### PROBLEMA PLANTEADO
Extrae de los registros de abajo las líneas que van desde el comienzo hasta la línea que contiene "heat-cell bbox=[590, 204, 601, 216]", ambas incluidas, y reprodúcelas sin ningún cambio.

### REGISTROS PROPORCIONADOS
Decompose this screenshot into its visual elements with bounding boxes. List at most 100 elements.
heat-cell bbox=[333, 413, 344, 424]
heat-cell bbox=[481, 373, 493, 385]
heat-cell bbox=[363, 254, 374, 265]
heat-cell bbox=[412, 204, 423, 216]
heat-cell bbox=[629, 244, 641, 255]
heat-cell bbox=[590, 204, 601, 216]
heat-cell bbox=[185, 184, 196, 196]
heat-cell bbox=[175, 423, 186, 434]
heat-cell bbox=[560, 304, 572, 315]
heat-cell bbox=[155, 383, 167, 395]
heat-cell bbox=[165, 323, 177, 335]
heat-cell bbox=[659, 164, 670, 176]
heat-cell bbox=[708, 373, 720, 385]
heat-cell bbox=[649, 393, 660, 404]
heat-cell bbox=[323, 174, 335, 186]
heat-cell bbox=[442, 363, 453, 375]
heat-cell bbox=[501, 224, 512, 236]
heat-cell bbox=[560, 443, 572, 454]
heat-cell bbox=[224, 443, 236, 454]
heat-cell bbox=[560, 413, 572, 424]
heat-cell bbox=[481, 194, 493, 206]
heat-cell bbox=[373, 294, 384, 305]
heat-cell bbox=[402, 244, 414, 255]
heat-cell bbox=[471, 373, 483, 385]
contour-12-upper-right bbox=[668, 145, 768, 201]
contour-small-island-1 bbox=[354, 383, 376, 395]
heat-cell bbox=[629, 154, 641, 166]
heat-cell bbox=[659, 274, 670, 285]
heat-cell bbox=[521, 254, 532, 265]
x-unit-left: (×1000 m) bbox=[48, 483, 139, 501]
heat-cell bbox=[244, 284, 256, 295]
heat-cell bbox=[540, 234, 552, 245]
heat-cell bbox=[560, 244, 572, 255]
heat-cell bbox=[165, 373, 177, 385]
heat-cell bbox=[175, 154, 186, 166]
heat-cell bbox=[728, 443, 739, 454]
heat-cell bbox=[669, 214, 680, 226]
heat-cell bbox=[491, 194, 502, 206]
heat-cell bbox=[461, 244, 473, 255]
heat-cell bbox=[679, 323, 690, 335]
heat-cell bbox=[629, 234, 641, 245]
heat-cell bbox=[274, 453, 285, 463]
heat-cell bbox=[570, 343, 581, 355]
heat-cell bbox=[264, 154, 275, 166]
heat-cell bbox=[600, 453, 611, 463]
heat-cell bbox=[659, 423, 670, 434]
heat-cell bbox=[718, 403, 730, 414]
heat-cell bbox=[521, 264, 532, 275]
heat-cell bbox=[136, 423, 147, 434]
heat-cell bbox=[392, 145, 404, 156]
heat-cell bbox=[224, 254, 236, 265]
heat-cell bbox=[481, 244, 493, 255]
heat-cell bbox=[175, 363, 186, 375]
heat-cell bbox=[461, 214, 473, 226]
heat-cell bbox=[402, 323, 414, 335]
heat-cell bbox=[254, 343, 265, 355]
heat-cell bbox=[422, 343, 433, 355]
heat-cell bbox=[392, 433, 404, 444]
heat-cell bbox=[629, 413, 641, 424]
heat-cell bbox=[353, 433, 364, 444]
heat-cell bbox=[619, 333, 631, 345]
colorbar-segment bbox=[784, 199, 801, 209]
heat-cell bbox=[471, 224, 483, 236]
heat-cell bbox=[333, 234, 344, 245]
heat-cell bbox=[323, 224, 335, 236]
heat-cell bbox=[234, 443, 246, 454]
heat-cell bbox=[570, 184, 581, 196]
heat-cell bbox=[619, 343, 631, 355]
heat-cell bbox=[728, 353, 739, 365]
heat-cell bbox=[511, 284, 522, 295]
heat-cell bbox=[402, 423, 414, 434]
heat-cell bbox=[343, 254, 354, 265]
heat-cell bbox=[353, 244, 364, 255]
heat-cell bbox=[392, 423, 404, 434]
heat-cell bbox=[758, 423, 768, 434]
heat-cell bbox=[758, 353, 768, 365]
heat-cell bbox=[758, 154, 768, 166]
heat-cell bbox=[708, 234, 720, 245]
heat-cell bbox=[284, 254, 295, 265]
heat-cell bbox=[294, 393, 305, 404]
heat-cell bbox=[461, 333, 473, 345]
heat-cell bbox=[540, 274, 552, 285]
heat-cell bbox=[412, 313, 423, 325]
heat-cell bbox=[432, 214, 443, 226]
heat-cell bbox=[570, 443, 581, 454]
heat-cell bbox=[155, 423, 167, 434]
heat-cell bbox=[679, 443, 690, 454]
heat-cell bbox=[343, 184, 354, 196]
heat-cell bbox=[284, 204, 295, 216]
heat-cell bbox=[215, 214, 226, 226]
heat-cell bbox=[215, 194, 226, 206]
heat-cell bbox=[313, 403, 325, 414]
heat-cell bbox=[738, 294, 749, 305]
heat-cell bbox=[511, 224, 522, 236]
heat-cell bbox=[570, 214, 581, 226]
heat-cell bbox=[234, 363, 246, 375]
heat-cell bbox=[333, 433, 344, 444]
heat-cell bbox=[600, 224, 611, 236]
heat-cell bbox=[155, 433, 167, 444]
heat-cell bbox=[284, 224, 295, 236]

### RESPUESTA A LA TAREA
Decompose this screenshot into its visual elements with bounding boxes. List at most 100 elements.
heat-cell bbox=[333, 413, 344, 424]
heat-cell bbox=[481, 373, 493, 385]
heat-cell bbox=[363, 254, 374, 265]
heat-cell bbox=[412, 204, 423, 216]
heat-cell bbox=[629, 244, 641, 255]
heat-cell bbox=[590, 204, 601, 216]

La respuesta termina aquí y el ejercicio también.